Output the data exactly, with every line intact.
— START —
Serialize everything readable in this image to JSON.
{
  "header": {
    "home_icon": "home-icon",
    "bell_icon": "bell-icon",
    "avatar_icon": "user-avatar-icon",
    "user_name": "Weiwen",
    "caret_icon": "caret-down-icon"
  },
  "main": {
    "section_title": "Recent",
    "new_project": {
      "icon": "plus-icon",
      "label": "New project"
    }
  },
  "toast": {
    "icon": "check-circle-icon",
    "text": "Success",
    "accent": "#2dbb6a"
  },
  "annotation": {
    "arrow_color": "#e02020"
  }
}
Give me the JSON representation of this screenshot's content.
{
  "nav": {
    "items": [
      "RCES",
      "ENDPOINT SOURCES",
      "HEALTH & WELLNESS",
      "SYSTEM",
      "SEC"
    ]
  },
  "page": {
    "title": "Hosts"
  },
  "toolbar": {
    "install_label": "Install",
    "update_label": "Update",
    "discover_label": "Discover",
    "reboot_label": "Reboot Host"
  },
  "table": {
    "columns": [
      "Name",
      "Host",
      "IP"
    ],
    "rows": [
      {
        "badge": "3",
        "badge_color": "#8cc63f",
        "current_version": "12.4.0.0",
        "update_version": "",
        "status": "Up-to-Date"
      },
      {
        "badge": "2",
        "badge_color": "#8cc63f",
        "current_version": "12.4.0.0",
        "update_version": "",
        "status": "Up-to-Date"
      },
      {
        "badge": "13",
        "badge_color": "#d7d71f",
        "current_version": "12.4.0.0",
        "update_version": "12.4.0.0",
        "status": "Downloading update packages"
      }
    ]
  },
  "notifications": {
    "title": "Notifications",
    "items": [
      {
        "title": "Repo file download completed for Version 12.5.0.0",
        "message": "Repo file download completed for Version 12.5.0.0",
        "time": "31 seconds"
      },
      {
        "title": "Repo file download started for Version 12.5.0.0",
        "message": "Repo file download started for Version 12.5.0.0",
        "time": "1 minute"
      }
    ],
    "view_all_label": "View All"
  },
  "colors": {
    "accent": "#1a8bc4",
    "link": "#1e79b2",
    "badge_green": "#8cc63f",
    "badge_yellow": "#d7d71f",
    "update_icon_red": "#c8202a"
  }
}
— END —
_Full response_.
Serialize everything readable in this image to JSON.
{
  "header": {
    "home_icon": "home-icon",
    "bell_icon": "bell-icon",
    "avatar_icon": "user-avatar-icon",
    "user_name": "Weiwen",
    "caret_icon": "caret-down-icon"
  },
  "main": {
    "section_title": "Recent",
    "new_project": {
      "icon": "plus-icon",
      "label": "New project"
    }
  },
  "toast": {
    "icon": "check-circle-icon",
    "text": "Success",
    "accent": "#2dbb6a"
  },
  "annotation": {
    "arrow_color": "#e02020"
  }
}
Give me the JSON representation of this screenshot's content.
{
  "nav": {
    "items": [
      "RCES",
      "ENDPOINT SOURCES",
      "HEALTH & WELLNESS",
      "SYSTEM",
      "SEC"
    ]
  },
  "page": {
    "title": "Hosts"
  },
  "toolbar": {
    "install_label": "Install",
    "update_label": "Update",
    "discover_label": "Discover",
    "reboot_label": "Reboot Host"
  },
  "table": {
    "columns": [
      "Name",
      "Host",
      "IP"
    ],
    "rows": [
      {
        "badge": "3",
        "badge_color": "#8cc63f",
        "current_version": "12.4.0.0",
        "update_version": "",
        "status": "Up-to-Date"
      },
      {
        "badge": "2",
        "badge_color": "#8cc63f",
        "current_version": "12.4.0.0",
        "update_version": "",
        "status": "Up-to-Date"
      },
      {
        "badge": "13",
        "badge_color": "#d7d71f",
        "current_version": "12.4.0.0",
        "update_version": "12.4.0.0",
        "status": "Downloading update packages"
      }
    ]
  },
  "notifications": {
    "title": "Notifications",
    "items": [
      {
        "title": "Repo file download completed for Version 12.5.0.0",
        "message": "Repo file download completed for Version 12.5.0.0",
        "time": "31 seconds"
      },
      {
        "title": "Repo file download started for Version 12.5.0.0",
        "message": "Repo file download started for Version 12.5.0.0",
        "time": "1 minute"
      }
    ],
    "view_all_label": "View All"
  },
  "colors": {
    "accent": "#1a8bc4",
    "link": "#1e79b2",
    "badge_green": "#8cc63f",
    "badge_yellow": "#d7d71f",
    "update_icon_red": "#c8202a"
  }
}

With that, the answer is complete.